_PROBLEM REQUIREMENTS_:
Extract the full listing verbatim and drop any pictures from your copy.
START RECORDS PROVIDED
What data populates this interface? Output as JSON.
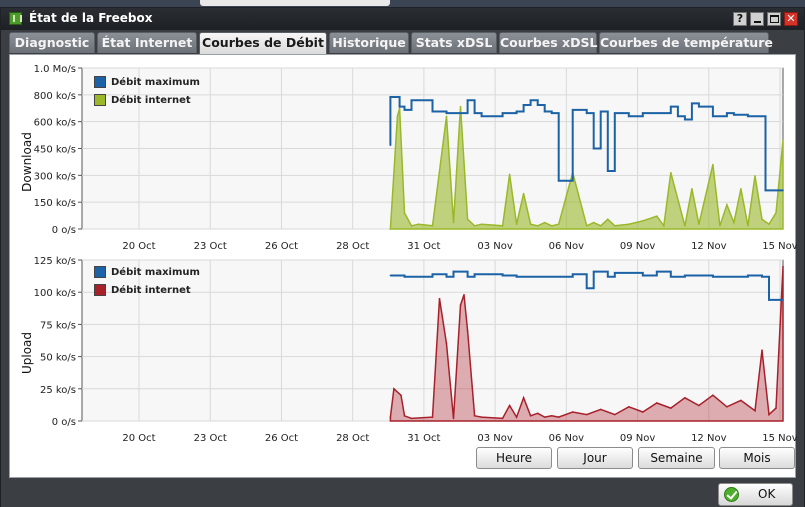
{
  "window": {
    "title": "État de la Freebox"
  },
  "controls": {
    "help": "?",
    "minimize": "",
    "maximize": "",
    "close": "✕"
  },
  "tabs": [
    {
      "label": "Diagnostic",
      "active": false
    },
    {
      "label": "État Internet",
      "active": false
    },
    {
      "label": "Courbes de Débit",
      "active": true
    },
    {
      "label": "Historique",
      "active": false
    },
    {
      "label": "Stats xDSL",
      "active": false
    },
    {
      "label": "Courbes xDSL",
      "active": false
    },
    {
      "label": "Courbes de température",
      "active": false
    }
  ],
  "range_buttons": {
    "heure": "Heure",
    "jour": "Jour",
    "semaine": "Semaine",
    "mois": "Mois"
  },
  "ok_button": {
    "label": "OK"
  },
  "colors": {
    "max_line": "#1b62a6",
    "download_fill": "#9ab82a",
    "upload_fill": "#a8202a",
    "grid": "#d9d9d9"
  },
  "chart_data": [
    {
      "type": "area",
      "ylabel": "Download",
      "yticks": [
        "0 o/s",
        "150 ko/s",
        "300 ko/s",
        "450 ko/s",
        "600 ko/s",
        "800 ko/s",
        "1.0 Mo/s"
      ],
      "ylim": [
        0,
        1000
      ],
      "xticks": [
        "20 Oct",
        "23 Oct",
        "26 Oct",
        "28 Oct",
        "31 Oct",
        "03 Nov",
        "06 Nov",
        "09 Nov",
        "12 Nov",
        "15 Nov"
      ],
      "grid": true,
      "legend_position": "top-left",
      "series": [
        {
          "name": "Débit maximum",
          "color": "#1b62a6",
          "x": [
            0.44,
            0.44,
            0.453,
            0.46,
            0.47,
            0.5,
            0.52,
            0.55,
            0.56,
            0.57,
            0.6,
            0.62,
            0.63,
            0.64,
            0.65,
            0.66,
            0.67,
            0.68,
            0.7,
            0.72,
            0.73,
            0.74,
            0.75,
            0.76,
            0.77,
            0.78,
            0.8,
            0.83,
            0.84,
            0.85,
            0.86,
            0.87,
            0.88,
            0.9,
            0.92,
            0.93,
            0.95,
            0.97,
            0.975,
            1.0
          ],
          "values": [
            520,
            820,
            760,
            740,
            800,
            730,
            720,
            800,
            720,
            700,
            720,
            730,
            770,
            800,
            770,
            730,
            720,
            300,
            740,
            720,
            500,
            730,
            360,
            720,
            720,
            700,
            720,
            720,
            760,
            700,
            680,
            780,
            760,
            700,
            720,
            710,
            700,
            700,
            240,
            240
          ]
        },
        {
          "name": "Débit internet",
          "color": "#9ab82a",
          "x": [
            0.44,
            0.45,
            0.453,
            0.46,
            0.47,
            0.48,
            0.5,
            0.52,
            0.53,
            0.54,
            0.55,
            0.56,
            0.57,
            0.6,
            0.61,
            0.62,
            0.63,
            0.64,
            0.65,
            0.66,
            0.67,
            0.68,
            0.7,
            0.72,
            0.73,
            0.74,
            0.75,
            0.76,
            0.78,
            0.8,
            0.82,
            0.83,
            0.84,
            0.86,
            0.87,
            0.88,
            0.9,
            0.91,
            0.92,
            0.93,
            0.94,
            0.95,
            0.96,
            0.97,
            0.98,
            0.99,
            1.0
          ],
          "values": [
            0,
            700,
            750,
            100,
            20,
            30,
            20,
            700,
            40,
            760,
            60,
            20,
            30,
            20,
            340,
            30,
            220,
            30,
            20,
            40,
            20,
            30,
            350,
            20,
            40,
            20,
            60,
            20,
            30,
            50,
            80,
            20,
            350,
            20,
            250,
            30,
            400,
            20,
            150,
            40,
            250,
            20,
            330,
            60,
            30,
            100,
            550
          ]
        }
      ]
    },
    {
      "type": "area",
      "ylabel": "Upload",
      "yticks": [
        "0 o/s",
        "25 ko/s",
        "50 ko/s",
        "75 ko/s",
        "100 ko/s",
        "125 ko/s"
      ],
      "ylim": [
        0,
        125
      ],
      "xticks": [
        "20 Oct",
        "23 Oct",
        "26 Oct",
        "28 Oct",
        "31 Oct",
        "03 Nov",
        "06 Nov",
        "09 Nov",
        "12 Nov",
        "15 Nov"
      ],
      "grid": true,
      "legend_position": "top-left",
      "series": [
        {
          "name": "Débit maximum",
          "color": "#1b62a6",
          "x": [
            0.44,
            0.46,
            0.5,
            0.52,
            0.53,
            0.55,
            0.56,
            0.6,
            0.62,
            0.7,
            0.72,
            0.73,
            0.75,
            0.76,
            0.8,
            0.82,
            0.84,
            0.86,
            0.9,
            0.95,
            0.97,
            0.98,
            1.0
          ],
          "values": [
            113,
            112,
            114,
            112,
            116,
            112,
            114,
            113,
            112,
            114,
            103,
            116,
            112,
            115,
            113,
            116,
            112,
            113,
            112,
            113,
            112,
            94,
            94
          ]
        },
        {
          "name": "Débit internet",
          "color": "#a8202a",
          "x": [
            0.44,
            0.445,
            0.455,
            0.46,
            0.47,
            0.5,
            0.51,
            0.52,
            0.53,
            0.54,
            0.545,
            0.55,
            0.56,
            0.57,
            0.6,
            0.61,
            0.62,
            0.63,
            0.64,
            0.65,
            0.66,
            0.67,
            0.68,
            0.7,
            0.72,
            0.74,
            0.76,
            0.78,
            0.8,
            0.82,
            0.84,
            0.86,
            0.88,
            0.9,
            0.92,
            0.94,
            0.96,
            0.97,
            0.98,
            0.99,
            1.0
          ],
          "values": [
            3,
            25,
            20,
            4,
            2,
            3,
            95,
            60,
            2,
            90,
            98,
            70,
            4,
            3,
            2,
            12,
            3,
            18,
            4,
            6,
            3,
            4,
            3,
            7,
            5,
            9,
            5,
            11,
            7,
            14,
            10,
            18,
            12,
            20,
            11,
            16,
            8,
            55,
            5,
            10,
            120
          ]
        }
      ]
    }
  ]
}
END RECORDS PROVIDED
_SOLVED EXERCISE_:
What data populates this interface? Output as JSON.
{
  "window": {
    "title": "État de la Freebox"
  },
  "controls": {
    "help": "?",
    "minimize": "",
    "maximize": "",
    "close": "✕"
  },
  "tabs": [
    {
      "label": "Diagnostic",
      "active": false
    },
    {
      "label": "État Internet",
      "active": false
    },
    {
      "label": "Courbes de Débit",
      "active": true
    },
    {
      "label": "Historique",
      "active": false
    },
    {
      "label": "Stats xDSL",
      "active": false
    },
    {
      "label": "Courbes xDSL",
      "active": false
    },
    {
      "label": "Courbes de température",
      "active": false
    }
  ],
  "range_buttons": {
    "heure": "Heure",
    "jour": "Jour",
    "semaine": "Semaine",
    "mois": "Mois"
  },
  "ok_button": {
    "label": "OK"
  },
  "colors": {
    "max_line": "#1b62a6",
    "download_fill": "#9ab82a",
    "upload_fill": "#a8202a",
    "grid": "#d9d9d9"
  },
  "chart_data": [
    {
      "type": "area",
      "ylabel": "Download",
      "yticks": [
        "0 o/s",
        "150 ko/s",
        "300 ko/s",
        "450 ko/s",
        "600 ko/s",
        "800 ko/s",
        "1.0 Mo/s"
      ],
      "ylim": [
        0,
        1000
      ],
      "xticks": [
        "20 Oct",
        "23 Oct",
        "26 Oct",
        "28 Oct",
        "31 Oct",
        "03 Nov",
        "06 Nov",
        "09 Nov",
        "12 Nov",
        "15 Nov"
      ],
      "grid": true,
      "legend_position": "top-left",
      "series": [
        {
          "name": "Débit maximum",
          "color": "#1b62a6",
          "x": [
            0.44,
            0.44,
            0.453,
            0.46,
            0.47,
            0.5,
            0.52,
            0.55,
            0.56,
            0.57,
            0.6,
            0.62,
            0.63,
            0.64,
            0.65,
            0.66,
            0.67,
            0.68,
            0.7,
            0.72,
            0.73,
            0.74,
            0.75,
            0.76,
            0.77,
            0.78,
            0.8,
            0.83,
            0.84,
            0.85,
            0.86,
            0.87,
            0.88,
            0.9,
            0.92,
            0.93,
            0.95,
            0.97,
            0.975,
            1.0
          ],
          "values": [
            520,
            820,
            760,
            740,
            800,
            730,
            720,
            800,
            720,
            700,
            720,
            730,
            770,
            800,
            770,
            730,
            720,
            300,
            740,
            720,
            500,
            730,
            360,
            720,
            720,
            700,
            720,
            720,
            760,
            700,
            680,
            780,
            760,
            700,
            720,
            710,
            700,
            700,
            240,
            240
          ]
        },
        {
          "name": "Débit internet",
          "color": "#9ab82a",
          "x": [
            0.44,
            0.45,
            0.453,
            0.46,
            0.47,
            0.48,
            0.5,
            0.52,
            0.53,
            0.54,
            0.55,
            0.56,
            0.57,
            0.6,
            0.61,
            0.62,
            0.63,
            0.64,
            0.65,
            0.66,
            0.67,
            0.68,
            0.7,
            0.72,
            0.73,
            0.74,
            0.75,
            0.76,
            0.78,
            0.8,
            0.82,
            0.83,
            0.84,
            0.86,
            0.87,
            0.88,
            0.9,
            0.91,
            0.92,
            0.93,
            0.94,
            0.95,
            0.96,
            0.97,
            0.98,
            0.99,
            1.0
          ],
          "values": [
            0,
            700,
            750,
            100,
            20,
            30,
            20,
            700,
            40,
            760,
            60,
            20,
            30,
            20,
            340,
            30,
            220,
            30,
            20,
            40,
            20,
            30,
            350,
            20,
            40,
            20,
            60,
            20,
            30,
            50,
            80,
            20,
            350,
            20,
            250,
            30,
            400,
            20,
            150,
            40,
            250,
            20,
            330,
            60,
            30,
            100,
            550
          ]
        }
      ]
    },
    {
      "type": "area",
      "ylabel": "Upload",
      "yticks": [
        "0 o/s",
        "25 ko/s",
        "50 ko/s",
        "75 ko/s",
        "100 ko/s",
        "125 ko/s"
      ],
      "ylim": [
        0,
        125
      ],
      "xticks": [
        "20 Oct",
        "23 Oct",
        "26 Oct",
        "28 Oct",
        "31 Oct",
        "03 Nov",
        "06 Nov",
        "09 Nov",
        "12 Nov",
        "15 Nov"
      ],
      "grid": true,
      "legend_position": "top-left",
      "series": [
        {
          "name": "Débit maximum",
          "color": "#1b62a6",
          "x": [
            0.44,
            0.46,
            0.5,
            0.52,
            0.53,
            0.55,
            0.56,
            0.6,
            0.62,
            0.7,
            0.72,
            0.73,
            0.75,
            0.76,
            0.8,
            0.82,
            0.84,
            0.86,
            0.9,
            0.95,
            0.97,
            0.98,
            1.0
          ],
          "values": [
            113,
            112,
            114,
            112,
            116,
            112,
            114,
            113,
            112,
            114,
            103,
            116,
            112,
            115,
            113,
            116,
            112,
            113,
            112,
            113,
            112,
            94,
            94
          ]
        },
        {
          "name": "Débit internet",
          "color": "#a8202a",
          "x": [
            0.44,
            0.445,
            0.455,
            0.46,
            0.47,
            0.5,
            0.51,
            0.52,
            0.53,
            0.54,
            0.545,
            0.55,
            0.56,
            0.57,
            0.6,
            0.61,
            0.62,
            0.63,
            0.64,
            0.65,
            0.66,
            0.67,
            0.68,
            0.7,
            0.72,
            0.74,
            0.76,
            0.78,
            0.8,
            0.82,
            0.84,
            0.86,
            0.88,
            0.9,
            0.92,
            0.94,
            0.96,
            0.97,
            0.98,
            0.99,
            1.0
          ],
          "values": [
            3,
            25,
            20,
            4,
            2,
            3,
            95,
            60,
            2,
            90,
            98,
            70,
            4,
            3,
            2,
            12,
            3,
            18,
            4,
            6,
            3,
            4,
            3,
            7,
            5,
            9,
            5,
            11,
            7,
            14,
            10,
            18,
            12,
            20,
            11,
            16,
            8,
            55,
            5,
            10,
            120
          ]
        }
      ]
    }
  ]
}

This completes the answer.